▶ _WHAT IS ASKED_
Collect all the lines that mention the word "Estorno".

▶ _GIVEN INFORMATION_
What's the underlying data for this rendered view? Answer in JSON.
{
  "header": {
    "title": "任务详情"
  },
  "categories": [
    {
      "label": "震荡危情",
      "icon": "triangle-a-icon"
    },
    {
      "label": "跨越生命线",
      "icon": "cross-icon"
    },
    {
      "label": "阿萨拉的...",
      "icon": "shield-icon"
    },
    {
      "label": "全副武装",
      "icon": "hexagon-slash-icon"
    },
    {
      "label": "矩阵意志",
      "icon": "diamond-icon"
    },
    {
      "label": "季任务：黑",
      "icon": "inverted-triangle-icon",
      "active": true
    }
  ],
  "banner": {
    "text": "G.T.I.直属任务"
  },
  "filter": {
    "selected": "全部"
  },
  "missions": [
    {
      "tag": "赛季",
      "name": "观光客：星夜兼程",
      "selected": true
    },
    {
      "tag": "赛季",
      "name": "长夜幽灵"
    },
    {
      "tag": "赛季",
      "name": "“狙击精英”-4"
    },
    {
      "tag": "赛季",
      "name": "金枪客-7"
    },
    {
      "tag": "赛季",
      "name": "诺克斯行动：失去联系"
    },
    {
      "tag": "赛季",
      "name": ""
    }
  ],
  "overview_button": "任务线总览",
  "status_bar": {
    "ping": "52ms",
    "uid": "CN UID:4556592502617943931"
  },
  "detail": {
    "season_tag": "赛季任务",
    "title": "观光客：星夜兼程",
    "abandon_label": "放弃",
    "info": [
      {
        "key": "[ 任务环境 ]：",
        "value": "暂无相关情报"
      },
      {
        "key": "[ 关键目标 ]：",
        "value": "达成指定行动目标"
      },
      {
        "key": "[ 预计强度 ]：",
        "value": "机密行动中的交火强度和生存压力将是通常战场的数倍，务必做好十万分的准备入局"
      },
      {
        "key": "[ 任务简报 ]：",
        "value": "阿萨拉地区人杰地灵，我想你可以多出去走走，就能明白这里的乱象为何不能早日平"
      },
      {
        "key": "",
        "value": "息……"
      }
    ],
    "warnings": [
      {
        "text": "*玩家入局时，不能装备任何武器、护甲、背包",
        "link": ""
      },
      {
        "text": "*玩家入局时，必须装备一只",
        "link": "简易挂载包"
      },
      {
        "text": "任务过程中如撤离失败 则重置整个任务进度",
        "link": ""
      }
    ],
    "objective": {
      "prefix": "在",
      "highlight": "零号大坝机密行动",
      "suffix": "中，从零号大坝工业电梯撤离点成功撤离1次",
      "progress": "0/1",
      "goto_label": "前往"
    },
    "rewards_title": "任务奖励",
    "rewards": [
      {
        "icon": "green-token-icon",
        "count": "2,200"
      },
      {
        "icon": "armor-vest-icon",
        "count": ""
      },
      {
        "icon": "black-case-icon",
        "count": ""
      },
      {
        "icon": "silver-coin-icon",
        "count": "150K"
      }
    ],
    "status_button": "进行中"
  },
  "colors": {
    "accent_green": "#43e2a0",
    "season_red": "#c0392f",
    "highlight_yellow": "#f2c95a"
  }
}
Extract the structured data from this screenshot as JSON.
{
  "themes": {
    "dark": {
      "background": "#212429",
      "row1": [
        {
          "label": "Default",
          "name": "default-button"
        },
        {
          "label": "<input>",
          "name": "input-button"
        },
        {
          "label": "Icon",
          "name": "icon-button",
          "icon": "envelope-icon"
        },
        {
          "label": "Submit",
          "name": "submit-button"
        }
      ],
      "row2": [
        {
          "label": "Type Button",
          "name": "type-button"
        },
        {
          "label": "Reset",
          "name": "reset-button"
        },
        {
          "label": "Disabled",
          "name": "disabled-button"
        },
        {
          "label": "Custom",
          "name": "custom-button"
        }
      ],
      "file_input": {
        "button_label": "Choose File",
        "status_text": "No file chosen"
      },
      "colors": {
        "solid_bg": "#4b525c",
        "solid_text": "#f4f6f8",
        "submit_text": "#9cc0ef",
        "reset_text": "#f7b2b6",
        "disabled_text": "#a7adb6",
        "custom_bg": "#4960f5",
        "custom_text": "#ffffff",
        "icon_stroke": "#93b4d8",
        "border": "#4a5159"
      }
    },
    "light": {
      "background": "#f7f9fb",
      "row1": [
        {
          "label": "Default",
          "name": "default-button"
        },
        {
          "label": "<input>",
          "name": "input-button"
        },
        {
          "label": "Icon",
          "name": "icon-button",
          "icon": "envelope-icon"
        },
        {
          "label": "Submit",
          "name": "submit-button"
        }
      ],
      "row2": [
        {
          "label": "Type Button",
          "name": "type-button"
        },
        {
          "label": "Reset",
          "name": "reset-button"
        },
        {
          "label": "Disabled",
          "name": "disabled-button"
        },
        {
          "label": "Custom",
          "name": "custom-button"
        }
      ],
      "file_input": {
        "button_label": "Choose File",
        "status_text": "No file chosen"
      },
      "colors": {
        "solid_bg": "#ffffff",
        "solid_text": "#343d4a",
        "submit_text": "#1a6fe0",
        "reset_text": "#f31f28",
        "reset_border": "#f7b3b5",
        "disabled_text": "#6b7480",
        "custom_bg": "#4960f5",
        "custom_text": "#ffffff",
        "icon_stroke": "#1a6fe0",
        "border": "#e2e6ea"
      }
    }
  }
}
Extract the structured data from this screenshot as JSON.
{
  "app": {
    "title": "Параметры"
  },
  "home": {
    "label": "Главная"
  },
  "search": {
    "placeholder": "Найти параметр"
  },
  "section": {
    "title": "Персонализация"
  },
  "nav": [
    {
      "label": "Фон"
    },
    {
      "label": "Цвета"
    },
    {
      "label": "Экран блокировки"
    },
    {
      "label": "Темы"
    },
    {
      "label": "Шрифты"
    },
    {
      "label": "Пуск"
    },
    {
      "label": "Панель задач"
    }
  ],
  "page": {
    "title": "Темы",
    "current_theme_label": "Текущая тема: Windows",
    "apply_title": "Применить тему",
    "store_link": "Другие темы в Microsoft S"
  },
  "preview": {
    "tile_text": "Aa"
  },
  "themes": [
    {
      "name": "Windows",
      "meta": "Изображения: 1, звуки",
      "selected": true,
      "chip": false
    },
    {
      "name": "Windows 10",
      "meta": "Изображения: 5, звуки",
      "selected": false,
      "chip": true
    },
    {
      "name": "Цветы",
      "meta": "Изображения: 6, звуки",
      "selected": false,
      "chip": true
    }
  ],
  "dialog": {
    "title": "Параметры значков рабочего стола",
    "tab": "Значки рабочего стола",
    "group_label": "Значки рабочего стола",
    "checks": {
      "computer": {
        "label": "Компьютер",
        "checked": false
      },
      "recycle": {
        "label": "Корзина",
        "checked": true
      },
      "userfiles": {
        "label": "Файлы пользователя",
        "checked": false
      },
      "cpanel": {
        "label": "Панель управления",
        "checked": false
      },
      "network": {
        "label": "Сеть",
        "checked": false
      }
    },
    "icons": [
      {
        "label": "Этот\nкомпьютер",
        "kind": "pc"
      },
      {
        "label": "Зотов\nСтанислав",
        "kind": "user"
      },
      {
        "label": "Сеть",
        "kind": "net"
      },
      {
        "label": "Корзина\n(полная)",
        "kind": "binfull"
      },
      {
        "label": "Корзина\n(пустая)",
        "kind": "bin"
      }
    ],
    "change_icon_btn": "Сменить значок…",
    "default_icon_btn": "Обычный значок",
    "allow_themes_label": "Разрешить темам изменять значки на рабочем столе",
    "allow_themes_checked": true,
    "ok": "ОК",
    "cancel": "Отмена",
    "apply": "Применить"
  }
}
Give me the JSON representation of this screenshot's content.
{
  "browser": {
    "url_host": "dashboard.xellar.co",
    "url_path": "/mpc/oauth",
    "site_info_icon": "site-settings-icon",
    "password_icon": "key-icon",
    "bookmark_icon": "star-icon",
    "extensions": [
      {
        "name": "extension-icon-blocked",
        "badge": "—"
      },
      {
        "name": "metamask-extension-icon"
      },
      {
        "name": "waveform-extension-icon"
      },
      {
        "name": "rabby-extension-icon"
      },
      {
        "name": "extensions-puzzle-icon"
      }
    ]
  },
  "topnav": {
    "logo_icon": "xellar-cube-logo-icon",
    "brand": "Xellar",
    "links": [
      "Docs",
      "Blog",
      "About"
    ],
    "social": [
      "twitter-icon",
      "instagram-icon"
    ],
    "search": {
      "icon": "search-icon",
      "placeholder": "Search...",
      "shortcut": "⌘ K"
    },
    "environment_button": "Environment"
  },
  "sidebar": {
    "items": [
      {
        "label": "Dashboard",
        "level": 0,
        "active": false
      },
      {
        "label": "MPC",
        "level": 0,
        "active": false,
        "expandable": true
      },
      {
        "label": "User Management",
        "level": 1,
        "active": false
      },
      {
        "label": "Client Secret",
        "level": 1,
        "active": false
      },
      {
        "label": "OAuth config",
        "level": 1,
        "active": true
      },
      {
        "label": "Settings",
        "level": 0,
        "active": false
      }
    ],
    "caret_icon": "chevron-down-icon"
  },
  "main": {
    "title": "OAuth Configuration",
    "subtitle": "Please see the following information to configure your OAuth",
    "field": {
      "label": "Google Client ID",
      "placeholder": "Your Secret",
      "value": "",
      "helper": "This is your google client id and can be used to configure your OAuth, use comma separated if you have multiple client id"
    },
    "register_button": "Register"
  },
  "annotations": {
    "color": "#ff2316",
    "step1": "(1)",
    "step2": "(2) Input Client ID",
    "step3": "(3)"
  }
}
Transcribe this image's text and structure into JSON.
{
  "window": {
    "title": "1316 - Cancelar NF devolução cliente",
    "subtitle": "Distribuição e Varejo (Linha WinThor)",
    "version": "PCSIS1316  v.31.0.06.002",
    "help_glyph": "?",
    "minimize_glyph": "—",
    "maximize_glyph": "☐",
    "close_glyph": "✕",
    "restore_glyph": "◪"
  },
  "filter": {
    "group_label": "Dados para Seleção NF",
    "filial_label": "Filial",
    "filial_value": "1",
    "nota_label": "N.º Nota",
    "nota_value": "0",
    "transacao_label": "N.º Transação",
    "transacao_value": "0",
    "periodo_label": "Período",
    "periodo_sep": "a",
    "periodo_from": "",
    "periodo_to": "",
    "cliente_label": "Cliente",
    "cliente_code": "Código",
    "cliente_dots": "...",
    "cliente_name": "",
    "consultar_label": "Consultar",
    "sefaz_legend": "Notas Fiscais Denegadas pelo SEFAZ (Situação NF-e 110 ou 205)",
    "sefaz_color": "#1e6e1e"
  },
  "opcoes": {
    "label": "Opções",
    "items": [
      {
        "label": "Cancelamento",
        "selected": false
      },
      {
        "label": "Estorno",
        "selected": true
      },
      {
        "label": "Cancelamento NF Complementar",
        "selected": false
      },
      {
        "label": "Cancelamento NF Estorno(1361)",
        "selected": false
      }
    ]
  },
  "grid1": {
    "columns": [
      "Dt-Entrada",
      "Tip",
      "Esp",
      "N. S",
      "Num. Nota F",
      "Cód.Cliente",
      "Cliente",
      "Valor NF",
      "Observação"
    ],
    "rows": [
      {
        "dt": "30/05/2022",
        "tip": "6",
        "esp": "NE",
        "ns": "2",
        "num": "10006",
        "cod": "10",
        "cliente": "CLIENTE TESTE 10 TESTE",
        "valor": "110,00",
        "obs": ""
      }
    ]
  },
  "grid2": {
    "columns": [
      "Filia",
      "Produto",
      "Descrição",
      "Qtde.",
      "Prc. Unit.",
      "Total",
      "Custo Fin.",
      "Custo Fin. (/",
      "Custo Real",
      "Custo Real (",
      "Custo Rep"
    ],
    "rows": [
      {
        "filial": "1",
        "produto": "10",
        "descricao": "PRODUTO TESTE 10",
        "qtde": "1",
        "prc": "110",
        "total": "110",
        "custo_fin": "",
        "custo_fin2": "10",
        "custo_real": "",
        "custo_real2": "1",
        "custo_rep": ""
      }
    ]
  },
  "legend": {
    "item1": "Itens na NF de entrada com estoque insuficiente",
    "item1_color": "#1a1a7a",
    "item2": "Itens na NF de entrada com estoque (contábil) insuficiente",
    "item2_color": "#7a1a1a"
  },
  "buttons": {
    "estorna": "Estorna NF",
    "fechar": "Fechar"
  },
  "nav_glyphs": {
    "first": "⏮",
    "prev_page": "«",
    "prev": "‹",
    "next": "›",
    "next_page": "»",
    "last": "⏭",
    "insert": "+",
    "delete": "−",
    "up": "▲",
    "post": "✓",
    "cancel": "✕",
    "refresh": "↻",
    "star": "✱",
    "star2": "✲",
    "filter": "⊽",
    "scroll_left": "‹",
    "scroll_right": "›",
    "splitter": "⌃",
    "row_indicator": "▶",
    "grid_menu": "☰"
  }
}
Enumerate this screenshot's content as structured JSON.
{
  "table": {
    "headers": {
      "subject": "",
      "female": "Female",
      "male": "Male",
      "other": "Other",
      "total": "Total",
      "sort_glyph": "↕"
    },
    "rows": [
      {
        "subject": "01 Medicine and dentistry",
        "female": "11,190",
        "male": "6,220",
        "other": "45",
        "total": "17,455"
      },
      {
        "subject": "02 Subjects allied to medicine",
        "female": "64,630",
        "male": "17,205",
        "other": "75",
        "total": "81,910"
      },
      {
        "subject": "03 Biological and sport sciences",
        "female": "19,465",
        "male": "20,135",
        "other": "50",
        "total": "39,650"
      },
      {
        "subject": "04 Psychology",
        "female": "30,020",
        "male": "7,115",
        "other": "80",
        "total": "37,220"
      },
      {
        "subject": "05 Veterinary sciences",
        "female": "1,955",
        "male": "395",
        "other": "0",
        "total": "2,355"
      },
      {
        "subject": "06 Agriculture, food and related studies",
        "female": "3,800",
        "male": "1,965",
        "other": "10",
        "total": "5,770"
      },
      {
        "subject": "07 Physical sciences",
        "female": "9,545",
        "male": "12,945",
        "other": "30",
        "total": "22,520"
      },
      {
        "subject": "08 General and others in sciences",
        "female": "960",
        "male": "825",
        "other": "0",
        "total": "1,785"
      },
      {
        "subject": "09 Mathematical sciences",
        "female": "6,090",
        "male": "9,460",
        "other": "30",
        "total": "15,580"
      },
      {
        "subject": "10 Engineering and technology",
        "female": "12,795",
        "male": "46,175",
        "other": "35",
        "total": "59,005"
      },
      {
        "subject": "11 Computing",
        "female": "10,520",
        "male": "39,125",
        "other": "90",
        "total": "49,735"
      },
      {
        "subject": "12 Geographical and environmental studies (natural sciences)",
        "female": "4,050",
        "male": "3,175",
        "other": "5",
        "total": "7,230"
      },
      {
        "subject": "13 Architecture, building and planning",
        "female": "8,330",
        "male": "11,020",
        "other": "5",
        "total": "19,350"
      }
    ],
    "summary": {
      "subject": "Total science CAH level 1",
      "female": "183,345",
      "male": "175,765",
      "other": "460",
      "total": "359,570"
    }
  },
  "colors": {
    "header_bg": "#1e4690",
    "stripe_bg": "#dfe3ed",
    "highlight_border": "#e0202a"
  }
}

▶ _THE OUTPUT_
        "label": "Estorno",
        "label": "Cancelamento NF Estorno(1361)",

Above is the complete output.